Objective. Images should be left out, and everything else in the listing reproduced exactly.

------------------------------------------------

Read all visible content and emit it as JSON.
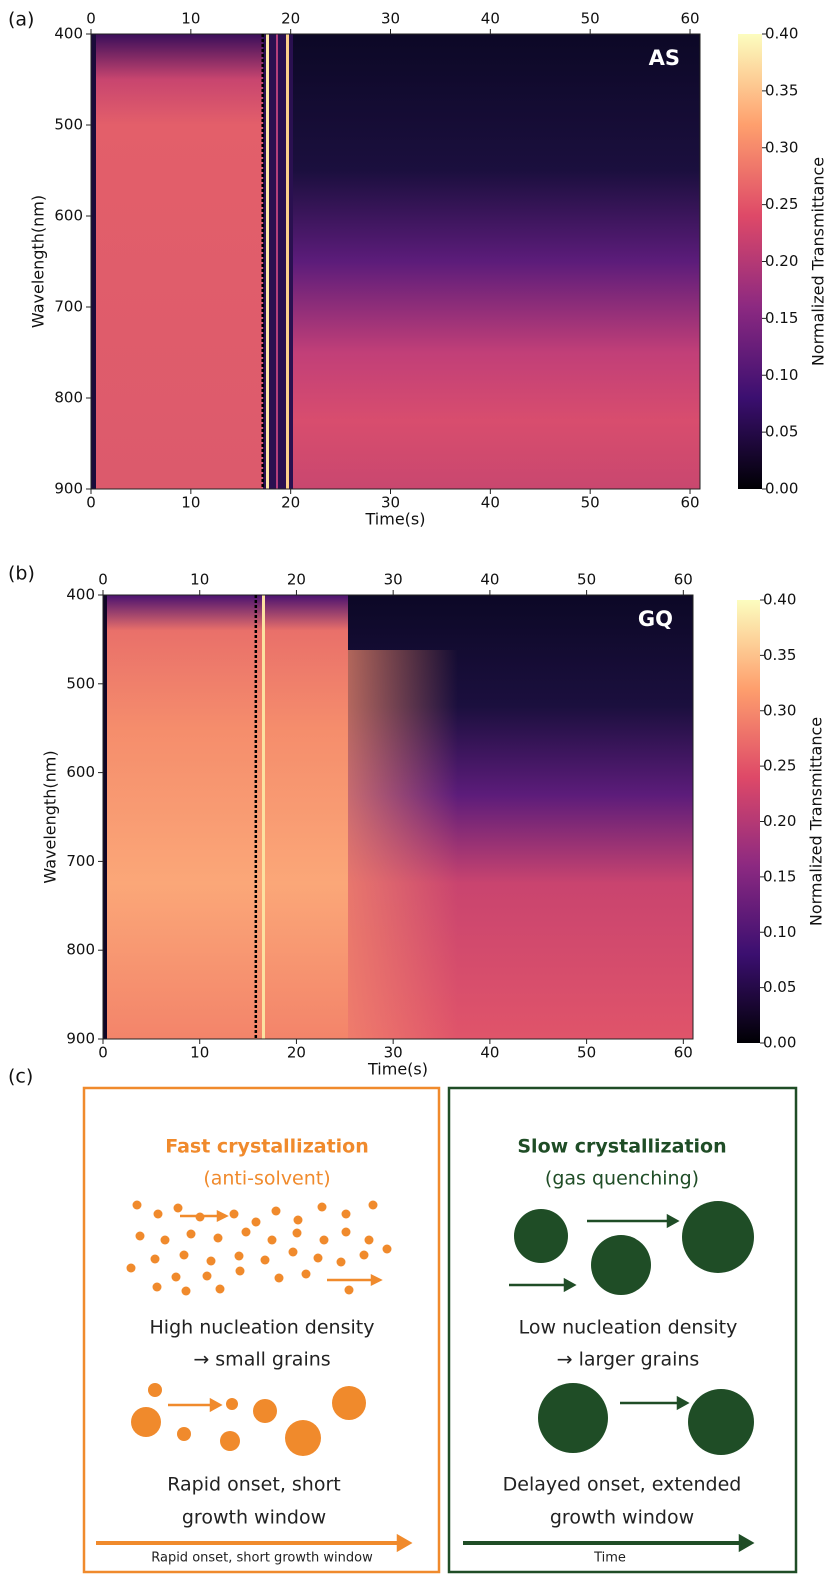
{
  "chart_data": [
    {
      "type": "heatmap",
      "panel_label": "(a)",
      "tag": "AS",
      "xlabel": "Time(s)",
      "ylabel": "Wavelength(nm)",
      "xlim": [
        0,
        61
      ],
      "xticks": [
        0,
        10,
        20,
        30,
        40,
        50,
        60
      ],
      "ylim": [
        400,
        900
      ],
      "yticks": [
        400,
        500,
        600,
        700,
        800,
        900
      ],
      "y_inverted": true,
      "colorbar_label": "Normalized Transmittance",
      "colormap": "magma",
      "clim": [
        0,
        0.4
      ],
      "cticks": [
        {
          "value": 0,
          "label": "0.00"
        },
        {
          "value": 0.05,
          "label": "0.05"
        },
        {
          "value": 0.1,
          "label": "0.10"
        },
        {
          "value": 0.15,
          "label": "0.15"
        },
        {
          "value": 0.2,
          "label": "0.20"
        },
        {
          "value": 0.25,
          "label": "0.25"
        },
        {
          "value": 0.3,
          "label": "0.30"
        },
        {
          "value": 0.35,
          "label": "0.35"
        },
        {
          "value": 0.4,
          "label": "0.40"
        }
      ],
      "marker_x": 17.2
    },
    {
      "type": "heatmap",
      "panel_label": "(b)",
      "tag": "GQ",
      "xlabel": "Time(s)",
      "ylabel": "Wavelength(nm)",
      "xlim": [
        0,
        61
      ],
      "xticks": [
        0,
        10,
        20,
        30,
        40,
        50,
        60
      ],
      "ylim": [
        400,
        900
      ],
      "yticks": [
        400,
        500,
        600,
        700,
        800,
        900
      ],
      "y_inverted": true,
      "colorbar_label": "Normalized Transmittance",
      "colormap": "magma",
      "clim": [
        0,
        0.4
      ],
      "cticks": [
        {
          "value": 0,
          "label": "0.00"
        },
        {
          "value": 0.05,
          "label": "0.05"
        },
        {
          "value": 0.1,
          "label": "0.10"
        },
        {
          "value": 0.15,
          "label": "0.15"
        },
        {
          "value": 0.2,
          "label": "0.20"
        },
        {
          "value": 0.25,
          "label": "0.25"
        },
        {
          "value": 0.3,
          "label": "0.30"
        },
        {
          "value": 0.35,
          "label": "0.35"
        },
        {
          "value": 0.4,
          "label": "0.40"
        }
      ],
      "marker_x": 15.8
    }
  ],
  "diagram": {
    "panel_label": "(c)",
    "left": {
      "title": "Fast crystallization",
      "subtitle": "(anti-solvent)",
      "caption1": "High nucleation density",
      "caption2": "→ small grains",
      "caption3": "Rapid onset, short",
      "caption4": "growth window",
      "arrow_label": "Rapid onset, short growth window"
    },
    "right": {
      "title": "Slow crystallization",
      "subtitle": "(gas quenching)",
      "caption1": "Low nucleation density",
      "caption2": "→ larger grains",
      "caption3": "Delayed onset, extended",
      "caption4": "growth window",
      "arrow_label": "Time"
    }
  }
}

------------------------------------------------

Written answer.
Read all visible content and emit it as JSON.
{
  "chart_data": [
    {
      "type": "heatmap",
      "panel_label": "(a)",
      "tag": "AS",
      "xlabel": "Time(s)",
      "ylabel": "Wavelength(nm)",
      "xlim": [
        0,
        61
      ],
      "xticks": [
        0,
        10,
        20,
        30,
        40,
        50,
        60
      ],
      "ylim": [
        400,
        900
      ],
      "yticks": [
        400,
        500,
        600,
        700,
        800,
        900
      ],
      "y_inverted": true,
      "colorbar_label": "Normalized Transmittance",
      "colormap": "magma",
      "clim": [
        0,
        0.4
      ],
      "cticks": [
        {
          "value": 0,
          "label": "0.00"
        },
        {
          "value": 0.05,
          "label": "0.05"
        },
        {
          "value": 0.1,
          "label": "0.10"
        },
        {
          "value": 0.15,
          "label": "0.15"
        },
        {
          "value": 0.2,
          "label": "0.20"
        },
        {
          "value": 0.25,
          "label": "0.25"
        },
        {
          "value": 0.3,
          "label": "0.30"
        },
        {
          "value": 0.35,
          "label": "0.35"
        },
        {
          "value": 0.4,
          "label": "0.40"
        }
      ],
      "marker_x": 17.2
    },
    {
      "type": "heatmap",
      "panel_label": "(b)",
      "tag": "GQ",
      "xlabel": "Time(s)",
      "ylabel": "Wavelength(nm)",
      "xlim": [
        0,
        61
      ],
      "xticks": [
        0,
        10,
        20,
        30,
        40,
        50,
        60
      ],
      "ylim": [
        400,
        900
      ],
      "yticks": [
        400,
        500,
        600,
        700,
        800,
        900
      ],
      "y_inverted": true,
      "colorbar_label": "Normalized Transmittance",
      "colormap": "magma",
      "clim": [
        0,
        0.4
      ],
      "cticks": [
        {
          "value": 0,
          "label": "0.00"
        },
        {
          "value": 0.05,
          "label": "0.05"
        },
        {
          "value": 0.1,
          "label": "0.10"
        },
        {
          "value": 0.15,
          "label": "0.15"
        },
        {
          "value": 0.2,
          "label": "0.20"
        },
        {
          "value": 0.25,
          "label": "0.25"
        },
        {
          "value": 0.3,
          "label": "0.30"
        },
        {
          "value": 0.35,
          "label": "0.35"
        },
        {
          "value": 0.4,
          "label": "0.40"
        }
      ],
      "marker_x": 15.8
    }
  ],
  "diagram": {
    "panel_label": "(c)",
    "left": {
      "title": "Fast crystallization",
      "subtitle": "(anti-solvent)",
      "caption1": "High nucleation density",
      "caption2": "→ small grains",
      "caption3": "Rapid onset, short",
      "caption4": "growth window",
      "arrow_label": "Rapid onset, short growth window"
    },
    "right": {
      "title": "Slow crystallization",
      "subtitle": "(gas quenching)",
      "caption1": "Low nucleation density",
      "caption2": "→ larger grains",
      "caption3": "Delayed onset, extended",
      "caption4": "growth window",
      "arrow_label": "Time"
    }
  }
}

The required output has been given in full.